§ Task objective: Skip the pictures and repeat each line of the data exactly.

§ Records for processing:
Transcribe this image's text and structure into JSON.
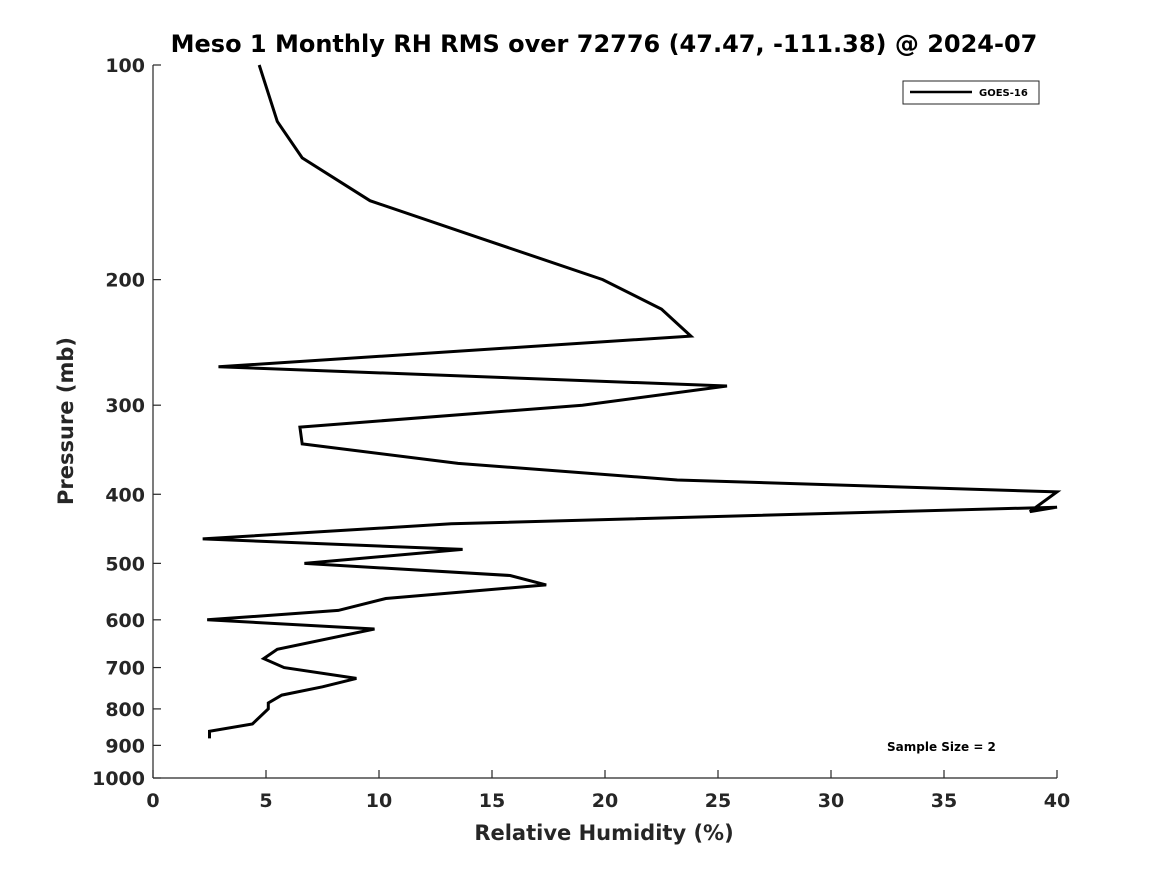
{
  "chart_data": {
    "type": "line",
    "title": "Meso 1 Monthly RH RMS over 72776 (47.47, -111.38) @ 2024-07",
    "xlabel": "Relative Humidity (%)",
    "ylabel": "Pressure (mb)",
    "xlim": [
      0,
      40
    ],
    "ylim": [
      100,
      1000
    ],
    "y_scale": "log",
    "y_reversed": true,
    "x_ticks": [
      "0",
      "5",
      "10",
      "15",
      "20",
      "25",
      "30",
      "35",
      "40"
    ],
    "y_ticks": [
      "100",
      "200",
      "300",
      "400",
      "500",
      "600",
      "700",
      "800",
      "900",
      "1000"
    ],
    "grid": false,
    "legend_position": "top-right",
    "series": [
      {
        "name": "GOES-16",
        "color": "#000000",
        "points": [
          {
            "x": 4.7,
            "y": 100
          },
          {
            "x": 5.5,
            "y": 120
          },
          {
            "x": 6.6,
            "y": 135
          },
          {
            "x": 9.6,
            "y": 155
          },
          {
            "x": 14.5,
            "y": 175
          },
          {
            "x": 19.9,
            "y": 200
          },
          {
            "x": 22.5,
            "y": 220
          },
          {
            "x": 23.8,
            "y": 240
          },
          {
            "x": 2.9,
            "y": 265
          },
          {
            "x": 25.4,
            "y": 282
          },
          {
            "x": 19.0,
            "y": 300
          },
          {
            "x": 6.5,
            "y": 322
          },
          {
            "x": 6.6,
            "y": 340
          },
          {
            "x": 13.5,
            "y": 362
          },
          {
            "x": 23.2,
            "y": 382
          },
          {
            "x": 40.0,
            "y": 397
          },
          {
            "x": 38.8,
            "y": 423
          },
          {
            "x": 40.0,
            "y": 417
          },
          {
            "x": 13.2,
            "y": 440
          },
          {
            "x": 2.2,
            "y": 462
          },
          {
            "x": 13.7,
            "y": 478
          },
          {
            "x": 6.7,
            "y": 500
          },
          {
            "x": 15.8,
            "y": 520
          },
          {
            "x": 17.4,
            "y": 536
          },
          {
            "x": 10.3,
            "y": 560
          },
          {
            "x": 8.2,
            "y": 582
          },
          {
            "x": 2.4,
            "y": 600
          },
          {
            "x": 9.8,
            "y": 618
          },
          {
            "x": 5.5,
            "y": 660
          },
          {
            "x": 4.9,
            "y": 680
          },
          {
            "x": 5.8,
            "y": 700
          },
          {
            "x": 9.0,
            "y": 725
          },
          {
            "x": 7.5,
            "y": 745
          },
          {
            "x": 5.7,
            "y": 765
          },
          {
            "x": 5.1,
            "y": 785
          },
          {
            "x": 5.1,
            "y": 800
          },
          {
            "x": 4.4,
            "y": 840
          },
          {
            "x": 2.5,
            "y": 860
          },
          {
            "x": 2.5,
            "y": 880
          }
        ]
      }
    ],
    "annotation": "Sample Size = 2"
  }
}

§ Task result:
Transcribe this image's text and structure into JSON.
{
  "chart_data": {
    "type": "line",
    "title": "Meso 1 Monthly RH RMS over 72776 (47.47, -111.38) @ 2024-07",
    "xlabel": "Relative Humidity (%)",
    "ylabel": "Pressure (mb)",
    "xlim": [
      0,
      40
    ],
    "ylim": [
      100,
      1000
    ],
    "y_scale": "log",
    "y_reversed": true,
    "x_ticks": [
      "0",
      "5",
      "10",
      "15",
      "20",
      "25",
      "30",
      "35",
      "40"
    ],
    "y_ticks": [
      "100",
      "200",
      "300",
      "400",
      "500",
      "600",
      "700",
      "800",
      "900",
      "1000"
    ],
    "grid": false,
    "legend_position": "top-right",
    "series": [
      {
        "name": "GOES-16",
        "color": "#000000",
        "points": [
          {
            "x": 4.7,
            "y": 100
          },
          {
            "x": 5.5,
            "y": 120
          },
          {
            "x": 6.6,
            "y": 135
          },
          {
            "x": 9.6,
            "y": 155
          },
          {
            "x": 14.5,
            "y": 175
          },
          {
            "x": 19.9,
            "y": 200
          },
          {
            "x": 22.5,
            "y": 220
          },
          {
            "x": 23.8,
            "y": 240
          },
          {
            "x": 2.9,
            "y": 265
          },
          {
            "x": 25.4,
            "y": 282
          },
          {
            "x": 19.0,
            "y": 300
          },
          {
            "x": 6.5,
            "y": 322
          },
          {
            "x": 6.6,
            "y": 340
          },
          {
            "x": 13.5,
            "y": 362
          },
          {
            "x": 23.2,
            "y": 382
          },
          {
            "x": 40.0,
            "y": 397
          },
          {
            "x": 38.8,
            "y": 423
          },
          {
            "x": 40.0,
            "y": 417
          },
          {
            "x": 13.2,
            "y": 440
          },
          {
            "x": 2.2,
            "y": 462
          },
          {
            "x": 13.7,
            "y": 478
          },
          {
            "x": 6.7,
            "y": 500
          },
          {
            "x": 15.8,
            "y": 520
          },
          {
            "x": 17.4,
            "y": 536
          },
          {
            "x": 10.3,
            "y": 560
          },
          {
            "x": 8.2,
            "y": 582
          },
          {
            "x": 2.4,
            "y": 600
          },
          {
            "x": 9.8,
            "y": 618
          },
          {
            "x": 5.5,
            "y": 660
          },
          {
            "x": 4.9,
            "y": 680
          },
          {
            "x": 5.8,
            "y": 700
          },
          {
            "x": 9.0,
            "y": 725
          },
          {
            "x": 7.5,
            "y": 745
          },
          {
            "x": 5.7,
            "y": 765
          },
          {
            "x": 5.1,
            "y": 785
          },
          {
            "x": 5.1,
            "y": 800
          },
          {
            "x": 4.4,
            "y": 840
          },
          {
            "x": 2.5,
            "y": 860
          },
          {
            "x": 2.5,
            "y": 880
          }
        ]
      }
    ],
    "annotation": "Sample Size = 2"
  }
}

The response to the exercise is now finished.